Copy, from the entries below, each line where the word "data" can be found.

** START OF Stored records **

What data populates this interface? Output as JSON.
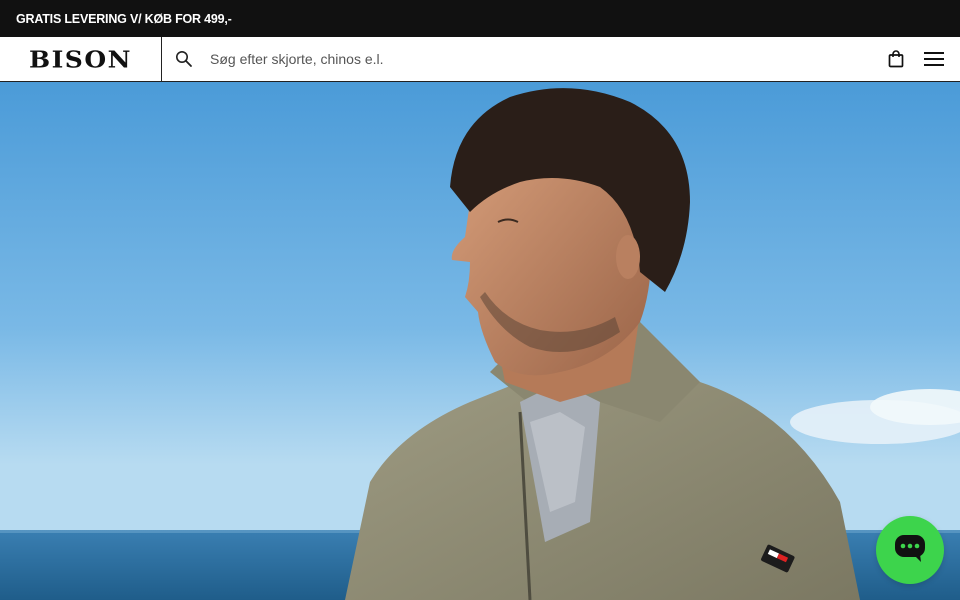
{
  "announcement": {
    "text": "GRATIS LEVERING V/ KØB FOR 499,-"
  },
  "header": {
    "logo_text": "BISON",
    "search_placeholder": "Søg efter skjorte, chinos e.l.",
    "icons": {
      "search": "search-icon",
      "bag": "shopping-bag-icon",
      "menu": "hamburger-menu-icon"
    }
  },
  "hero": {
    "description": "hero-banner-photo",
    "colors": {
      "sky_top": "#4a9ad6",
      "sky_bottom": "#a9d3ee",
      "sea": "#2a6f9e",
      "sweater": "#8f8c73"
    }
  },
  "chat": {
    "icon": "chat-bubble-icon",
    "color": "#3dd44c"
  }
}
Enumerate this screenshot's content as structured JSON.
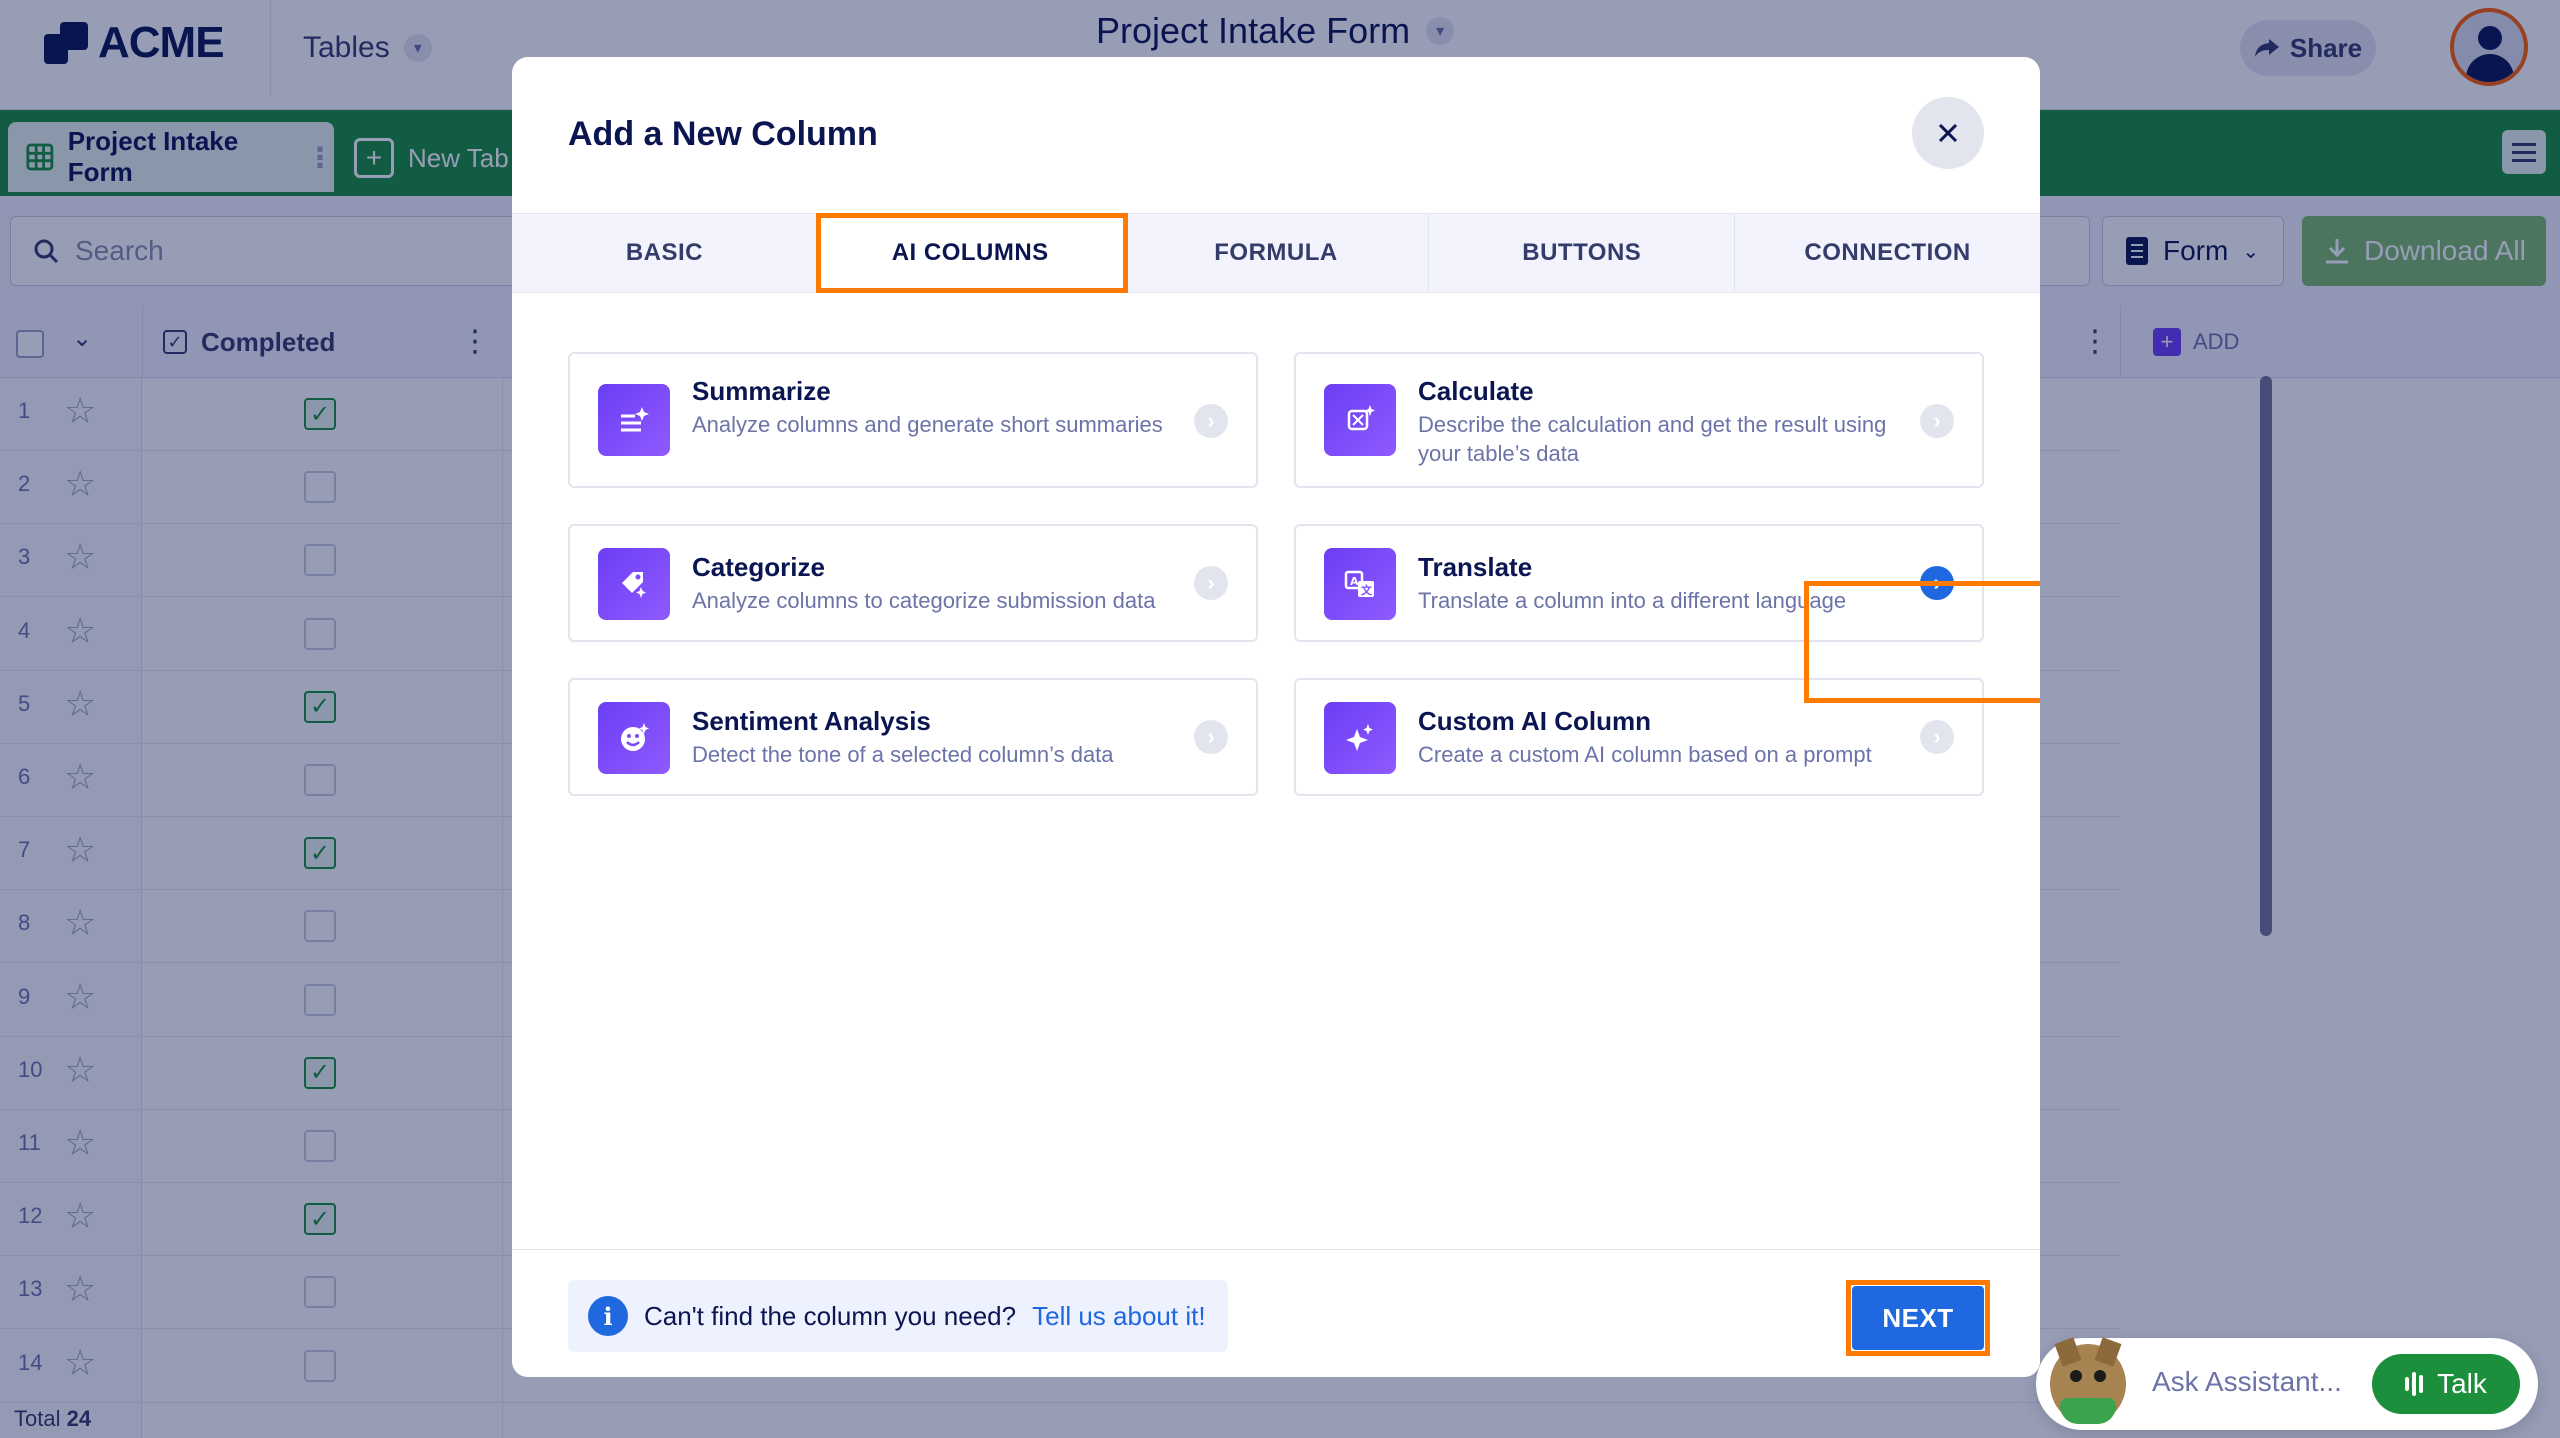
{
  "app": {
    "logo_text": "ACME",
    "tables_menu": "Tables",
    "page_title": "Project Intake Form",
    "share_label": "Share"
  },
  "tabbar": {
    "active_tab": "Project Intake Form",
    "new_tab": "New Tab"
  },
  "toolbar": {
    "search_placeholder": "Search",
    "form_label": "Form",
    "download_label": "Download All"
  },
  "grid": {
    "completed_header": "Completed",
    "add_label": "ADD",
    "rows": [
      {
        "num": "1",
        "checked": true
      },
      {
        "num": "2",
        "checked": false
      },
      {
        "num": "3",
        "checked": false
      },
      {
        "num": "4",
        "checked": false
      },
      {
        "num": "5",
        "checked": true
      },
      {
        "num": "6",
        "checked": false
      },
      {
        "num": "7",
        "checked": true
      },
      {
        "num": "8",
        "checked": false
      },
      {
        "num": "9",
        "checked": false
      },
      {
        "num": "10",
        "checked": true
      },
      {
        "num": "11",
        "checked": false
      },
      {
        "num": "12",
        "checked": true
      },
      {
        "num": "13",
        "checked": false
      },
      {
        "num": "14",
        "checked": false
      }
    ],
    "total_label": "Total",
    "total_value": "24"
  },
  "assistant": {
    "placeholder": "Ask Assistant...",
    "talk_label": "Talk"
  },
  "modal": {
    "title": "Add a New Column",
    "tabs": [
      {
        "label": "BASIC",
        "active": false
      },
      {
        "label": "AI COLUMNS",
        "active": true
      },
      {
        "label": "FORMULA",
        "active": false
      },
      {
        "label": "BUTTONS",
        "active": false
      },
      {
        "label": "CONNECTION",
        "active": false
      }
    ],
    "cards": [
      {
        "title": "Summarize",
        "desc": "Analyze columns and generate short summaries",
        "icon": "summarize-icon",
        "selected": false
      },
      {
        "title": "Calculate",
        "desc": "Describe the calculation and get the result using your table’s data",
        "icon": "calculate-icon",
        "selected": false
      },
      {
        "title": "Categorize",
        "desc": "Analyze columns to categorize submission data",
        "icon": "categorize-icon",
        "selected": false
      },
      {
        "title": "Translate",
        "desc": "Translate a column into a different language",
        "icon": "translate-icon",
        "selected": true
      },
      {
        "title": "Sentiment Analysis",
        "desc": "Detect the tone of a selected column’s data",
        "icon": "sentiment-icon",
        "selected": false
      },
      {
        "title": "Custom AI Column",
        "desc": "Create a custom AI column based on a prompt",
        "icon": "sparkle-icon",
        "selected": false
      }
    ],
    "footer": {
      "info_text": "Can't find the column you need?",
      "info_link": "Tell us about it!",
      "next_label": "NEXT"
    }
  },
  "colors": {
    "accent_blue": "#1f68e0",
    "highlight_orange": "#ff7a00",
    "tabbar_green": "#1b8f3b",
    "ai_purple": "#6b3ef4"
  }
}
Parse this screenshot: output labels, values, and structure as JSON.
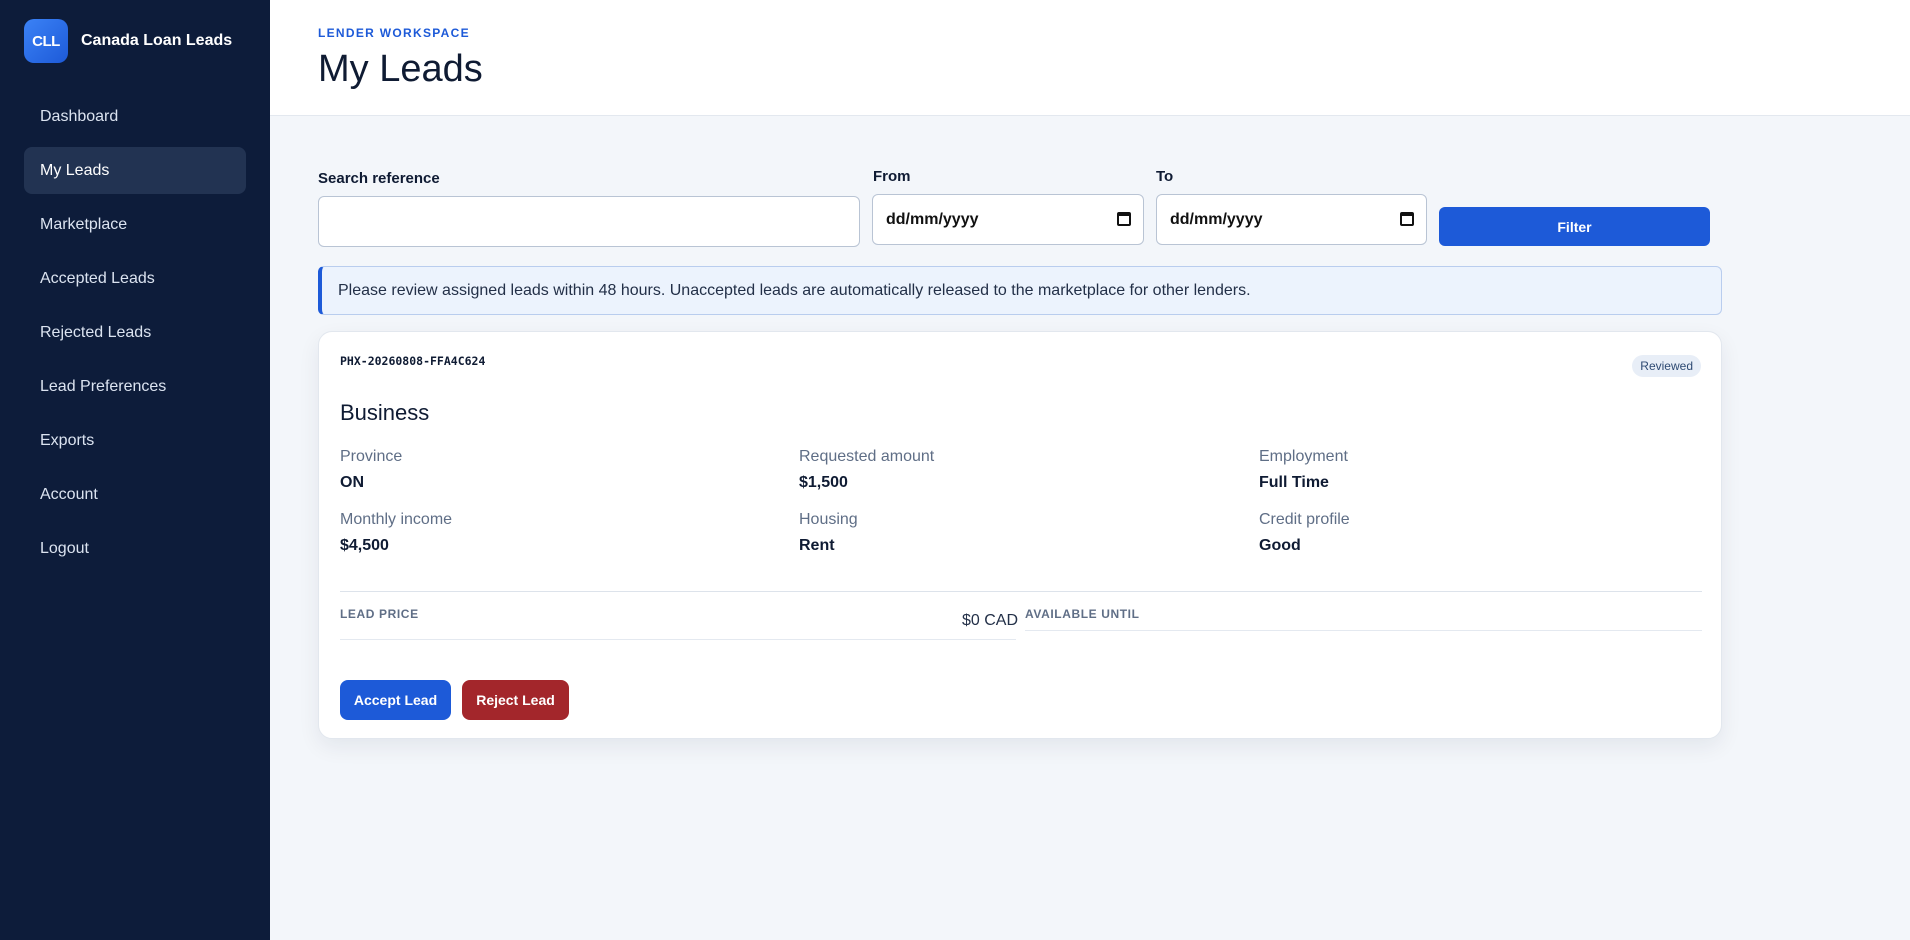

** END OF Stored records **

- _Result for this exercise_:
What data populates this interface? Output as JSON.
        "desc": "Describe the calculation and get the result using your table’s data",
        "desc": "Analyze columns to categorize submission data",
        "desc": "Detect the tone of a selected column’s data",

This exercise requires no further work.